**Task:** Transcribe the records below exactly as they appear, omitting any pictures.

##### Given information #####

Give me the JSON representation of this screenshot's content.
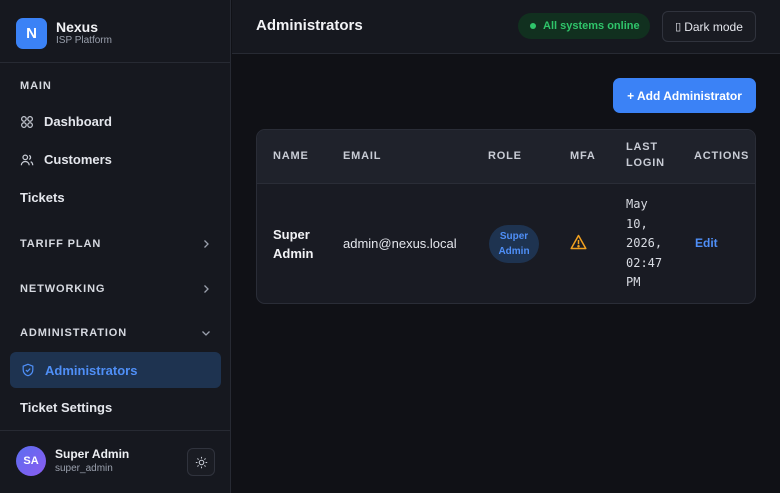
{
  "brand": {
    "logo_letter": "N",
    "name": "Nexus",
    "subtitle": "ISP Platform"
  },
  "sidebar": {
    "main_heading": "MAIN",
    "items": [
      {
        "label": "Dashboard",
        "icon": "dashboard-icon"
      },
      {
        "label": "Customers",
        "icon": "users-icon"
      },
      {
        "label": "Tickets"
      }
    ],
    "sections": [
      {
        "label": "TARIFF PLAN",
        "icon": "chevron-right-icon"
      },
      {
        "label": "NETWORKING",
        "icon": "chevron-right-icon"
      },
      {
        "label": "ADMINISTRATION",
        "icon": "chevron-down-icon"
      }
    ],
    "admin_items": [
      {
        "label": "Administrators",
        "icon": "shield-icon",
        "active": true
      },
      {
        "label": "Ticket Settings"
      }
    ],
    "user": {
      "initials": "SA",
      "name": "Super Admin",
      "handle": "super_admin"
    }
  },
  "header": {
    "title": "Administrators",
    "status": "All systems online",
    "mode_glyph": "▯",
    "mode_label": "Dark mode"
  },
  "main": {
    "add_button": "+ Add Administrator",
    "table": {
      "columns": [
        "NAME",
        "EMAIL",
        "ROLE",
        "MFA",
        "LAST",
        "LOGIN",
        "ACTIONS"
      ],
      "rows": [
        {
          "name_line1": "Super",
          "name_line2": "Admin",
          "email": "admin@nexus.local",
          "role_line1": "Super",
          "role_line2": "Admin",
          "mfa_icon": "warning-icon",
          "login": [
            "May",
            "10,",
            "2026,",
            "02:47",
            "PM"
          ],
          "action": "Edit"
        }
      ]
    }
  },
  "colors": {
    "accent": "#3b82f6",
    "success": "#2fc46a",
    "warning": "#f0a020",
    "background": "#101116",
    "surface": "#16181f"
  }
}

#####

**Answer to this task:**
Give me the JSON representation of this screenshot's content.
{
  "brand": {
    "logo_letter": "N",
    "name": "Nexus",
    "subtitle": "ISP Platform"
  },
  "sidebar": {
    "main_heading": "MAIN",
    "items": [
      {
        "label": "Dashboard",
        "icon": "dashboard-icon"
      },
      {
        "label": "Customers",
        "icon": "users-icon"
      },
      {
        "label": "Tickets"
      }
    ],
    "sections": [
      {
        "label": "TARIFF PLAN",
        "icon": "chevron-right-icon"
      },
      {
        "label": "NETWORKING",
        "icon": "chevron-right-icon"
      },
      {
        "label": "ADMINISTRATION",
        "icon": "chevron-down-icon"
      }
    ],
    "admin_items": [
      {
        "label": "Administrators",
        "icon": "shield-icon",
        "active": true
      },
      {
        "label": "Ticket Settings"
      }
    ],
    "user": {
      "initials": "SA",
      "name": "Super Admin",
      "handle": "super_admin"
    }
  },
  "header": {
    "title": "Administrators",
    "status": "All systems online",
    "mode_glyph": "▯",
    "mode_label": "Dark mode"
  },
  "main": {
    "add_button": "+ Add Administrator",
    "table": {
      "columns": [
        "NAME",
        "EMAIL",
        "ROLE",
        "MFA",
        "LAST",
        "LOGIN",
        "ACTIONS"
      ],
      "rows": [
        {
          "name_line1": "Super",
          "name_line2": "Admin",
          "email": "admin@nexus.local",
          "role_line1": "Super",
          "role_line2": "Admin",
          "mfa_icon": "warning-icon",
          "login": [
            "May",
            "10,",
            "2026,",
            "02:47",
            "PM"
          ],
          "action": "Edit"
        }
      ]
    }
  },
  "colors": {
    "accent": "#3b82f6",
    "success": "#2fc46a",
    "warning": "#f0a020",
    "background": "#101116",
    "surface": "#16181f"
  }
}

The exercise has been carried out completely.